## Task description
Output each entry that follows exactly. Images stay out.

Excerpt from a dataset:
— Begin —

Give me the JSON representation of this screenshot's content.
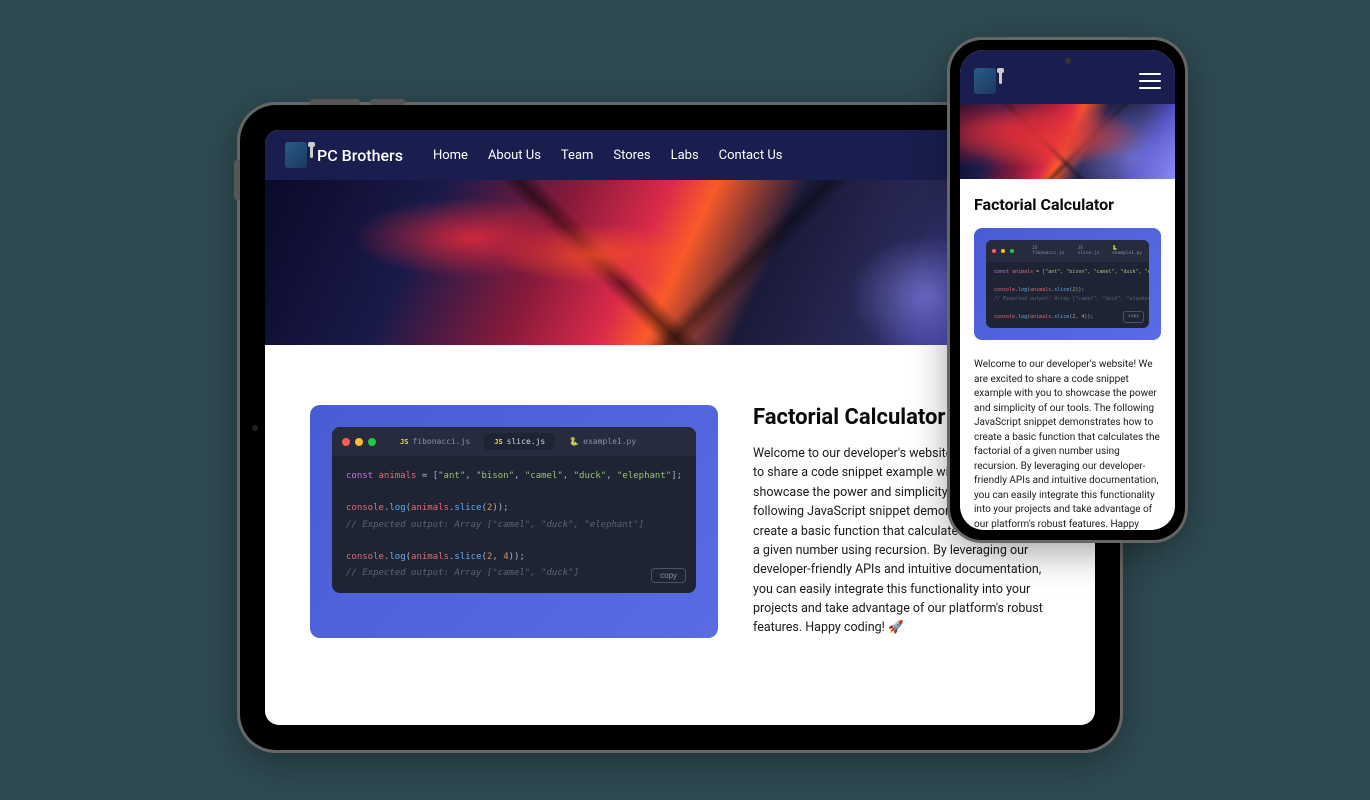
{
  "brand": "PC Brothers",
  "nav": {
    "items": [
      "Home",
      "About Us",
      "Team",
      "Stores",
      "Labs",
      "Contact Us"
    ]
  },
  "content": {
    "heading": "Factorial Calculator",
    "body": "Welcome to our developer's website! We are excited to share a code snippet example with you to showcase the power and simplicity of our tools. The following JavaScript snippet demonstrates how to create a basic function that calculates the factorial of a given number using recursion. By leveraging our developer-friendly APIs and intuitive documentation, you can easily integrate this functionality into your projects and take advantage of our platform's robust features. Happy coding! 🚀"
  },
  "code": {
    "tabs": [
      {
        "icon": "JS",
        "label": "fibonacci.js",
        "active": false
      },
      {
        "icon": "JS",
        "label": "slice.js",
        "active": true
      },
      {
        "icon": "🐍",
        "label": "example1.py",
        "active": false
      }
    ],
    "copy_label": "copy",
    "lines": {
      "l1_kw": "const",
      "l1_var": " animals",
      "l1_eq": " = [",
      "l1_s1": "\"ant\"",
      "l1_c1": ", ",
      "l1_s2": "\"bison\"",
      "l1_c2": ", ",
      "l1_s3": "\"camel\"",
      "l1_c3": ", ",
      "l1_s4": "\"duck\"",
      "l1_c4": ", ",
      "l1_s5": "\"elephant\"",
      "l1_end": "];",
      "l2_obj": "console",
      "l2_dot": ".",
      "l2_fn": "log",
      "l2_p1": "(",
      "l2_var": "animals",
      "l2_dot2": ".",
      "l2_fn2": "slice",
      "l2_p2": "(",
      "l2_num": "2",
      "l2_p3": "));",
      "l3_comment": "// Expected output: Array [\"camel\", \"duck\", \"elephant\"]",
      "l4_obj": "console",
      "l4_dot": ".",
      "l4_fn": "log",
      "l4_p1": "(",
      "l4_var": "animals",
      "l4_dot2": ".",
      "l4_fn2": "slice",
      "l4_p2": "(",
      "l4_num1": "2",
      "l4_c": ", ",
      "l4_num2": "4",
      "l4_p3": "));",
      "l5_comment": "// Expected output: Array [\"camel\", \"duck\"]"
    }
  }
}
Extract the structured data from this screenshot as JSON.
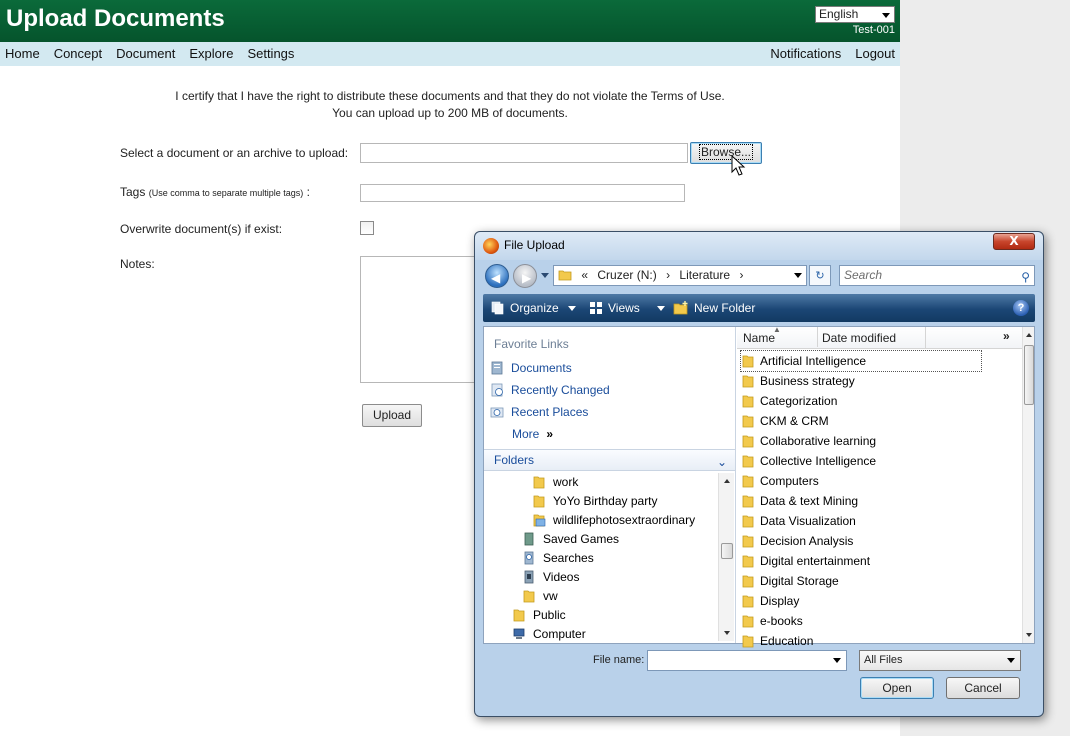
{
  "header": {
    "title": "Upload Documents",
    "language": "English",
    "user": "Test-001"
  },
  "nav": {
    "left": [
      "Home",
      "Concept",
      "Document",
      "Explore",
      "Settings"
    ],
    "right": [
      "Notifications",
      "Logout"
    ]
  },
  "form": {
    "cert_line1": "I certify that I have the right to distribute these documents and that they do not violate the Terms of Use.",
    "cert_line2": "You can upload up to 200 MB of documents.",
    "select_label": "Select a document or an archive to upload:",
    "browse_label": "Browse...",
    "tags_label": "Tags",
    "tags_hint": "(Use comma to separate multiple tags)",
    "tags_suffix": " :",
    "overwrite_label": "Overwrite document(s) if exist:",
    "notes_label": "Notes:",
    "upload_label": "Upload"
  },
  "dialog": {
    "title": "File Upload",
    "close_label": "X",
    "address": {
      "prefix": "«",
      "drive": "Cruzer (N:)",
      "folder": "Literature",
      "sep": "›"
    },
    "search_placeholder": "Search",
    "toolbar": {
      "organize": "Organize",
      "views": "Views",
      "new_folder": "New Folder",
      "help": "?"
    },
    "favorites_header": "Favorite Links",
    "favorites": [
      "Documents",
      "Recently Changed",
      "Recent Places",
      "More"
    ],
    "more_glyph": "»",
    "folders_header": "Folders",
    "tree": [
      "work",
      "YoYo Birthday party",
      "wildlifephotosextraordinary",
      "Saved Games",
      "Searches",
      "Videos",
      "vw",
      "Public",
      "Computer"
    ],
    "columns": {
      "name": "Name",
      "date": "Date modified",
      "more": "»"
    },
    "files": [
      "Artificial Intelligence",
      "Business strategy",
      "Categorization",
      "CKM & CRM",
      "Collaborative learning",
      "Collective Intelligence",
      "Computers",
      "Data & text Mining",
      "Data Visualization",
      "Decision Analysis",
      "Digital entertainment",
      "Digital Storage",
      "Display",
      "e-books",
      "Education"
    ],
    "filename_label": "File name:",
    "filename_value": "",
    "filetype": "All Files",
    "open_label": "Open",
    "cancel_label": "Cancel"
  },
  "colors": {
    "header_green": "#05542c",
    "nav_blue": "#d3e9f1",
    "link_blue": "#1a4d9b",
    "folder_yellow": "#f2c94c"
  }
}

— End —

## Response for this exercise
Give me the JSON representation of this screenshot's content.
{
  "brand": "PC Brothers",
  "nav": {
    "items": [
      "Home",
      "About Us",
      "Team",
      "Stores",
      "Labs",
      "Contact Us"
    ]
  },
  "content": {
    "heading": "Factorial Calculator",
    "body": "Welcome to our developer's website! We are excited to share a code snippet example with you to showcase the power and simplicity of our tools. The following JavaScript snippet demonstrates how to create a basic function that calculates the factorial of a given number using recursion. By leveraging our developer-friendly APIs and intuitive documentation, you can easily integrate this functionality into your projects and take advantage of our platform's robust features. Happy coding! 🚀"
  },
  "code": {
    "tabs": [
      {
        "icon": "JS",
        "label": "fibonacci.js",
        "active": false
      },
      {
        "icon": "JS",
        "label": "slice.js",
        "active": true
      },
      {
        "icon": "🐍",
        "label": "example1.py",
        "active": false
      }
    ],
    "copy_label": "copy",
    "lines": {
      "l1_kw": "const",
      "l1_var": " animals",
      "l1_eq": " = [",
      "l1_s1": "\"ant\"",
      "l1_c1": ", ",
      "l1_s2": "\"bison\"",
      "l1_c2": ", ",
      "l1_s3": "\"camel\"",
      "l1_c3": ", ",
      "l1_s4": "\"duck\"",
      "l1_c4": ", ",
      "l1_s5": "\"elephant\"",
      "l1_end": "];",
      "l2_obj": "console",
      "l2_dot": ".",
      "l2_fn": "log",
      "l2_p1": "(",
      "l2_var": "animals",
      "l2_dot2": ".",
      "l2_fn2": "slice",
      "l2_p2": "(",
      "l2_num": "2",
      "l2_p3": "));",
      "l3_comment": "// Expected output: Array [\"camel\", \"duck\", \"elephant\"]",
      "l4_obj": "console",
      "l4_dot": ".",
      "l4_fn": "log",
      "l4_p1": "(",
      "l4_var": "animals",
      "l4_dot2": ".",
      "l4_fn2": "slice",
      "l4_p2": "(",
      "l4_num1": "2",
      "l4_c": ", ",
      "l4_num2": "4",
      "l4_p3": "));",
      "l5_comment": "// Expected output: Array [\"camel\", \"duck\"]"
    }
  }
}
Extract the structured data from this screenshot as JSON.
{
  "header": {
    "title": "Upload Documents",
    "language": "English",
    "user": "Test-001"
  },
  "nav": {
    "left": [
      "Home",
      "Concept",
      "Document",
      "Explore",
      "Settings"
    ],
    "right": [
      "Notifications",
      "Logout"
    ]
  },
  "form": {
    "cert_line1": "I certify that I have the right to distribute these documents and that they do not violate the Terms of Use.",
    "cert_line2": "You can upload up to 200 MB of documents.",
    "select_label": "Select a document or an archive to upload:",
    "browse_label": "Browse...",
    "tags_label": "Tags",
    "tags_hint": "(Use comma to separate multiple tags)",
    "tags_suffix": " :",
    "overwrite_label": "Overwrite document(s) if exist:",
    "notes_label": "Notes:",
    "upload_label": "Upload"
  },
  "dialog": {
    "title": "File Upload",
    "close_label": "X",
    "address": {
      "prefix": "«",
      "drive": "Cruzer (N:)",
      "folder": "Literature",
      "sep": "›"
    },
    "search_placeholder": "Search",
    "toolbar": {
      "organize": "Organize",
      "views": "Views",
      "new_folder": "New Folder",
      "help": "?"
    },
    "favorites_header": "Favorite Links",
    "favorites": [
      "Documents",
      "Recently Changed",
      "Recent Places",
      "More"
    ],
    "more_glyph": "»",
    "folders_header": "Folders",
    "tree": [
      "work",
      "YoYo Birthday party",
      "wildlifephotosextraordinary",
      "Saved Games",
      "Searches",
      "Videos",
      "vw",
      "Public",
      "Computer"
    ],
    "columns": {
      "name": "Name",
      "date": "Date modified",
      "more": "»"
    },
    "files": [
      "Artificial Intelligence",
      "Business strategy",
      "Categorization",
      "CKM & CRM",
      "Collaborative learning",
      "Collective Intelligence",
      "Computers",
      "Data & text Mining",
      "Data Visualization",
      "Decision Analysis",
      "Digital entertainment",
      "Digital Storage",
      "Display",
      "e-books",
      "Education"
    ],
    "filename_label": "File name:",
    "filename_value": "",
    "filetype": "All Files",
    "open_label": "Open",
    "cancel_label": "Cancel"
  },
  "colors": {
    "header_green": "#05542c",
    "nav_blue": "#d3e9f1",
    "link_blue": "#1a4d9b",
    "folder_yellow": "#f2c94c"
  }
}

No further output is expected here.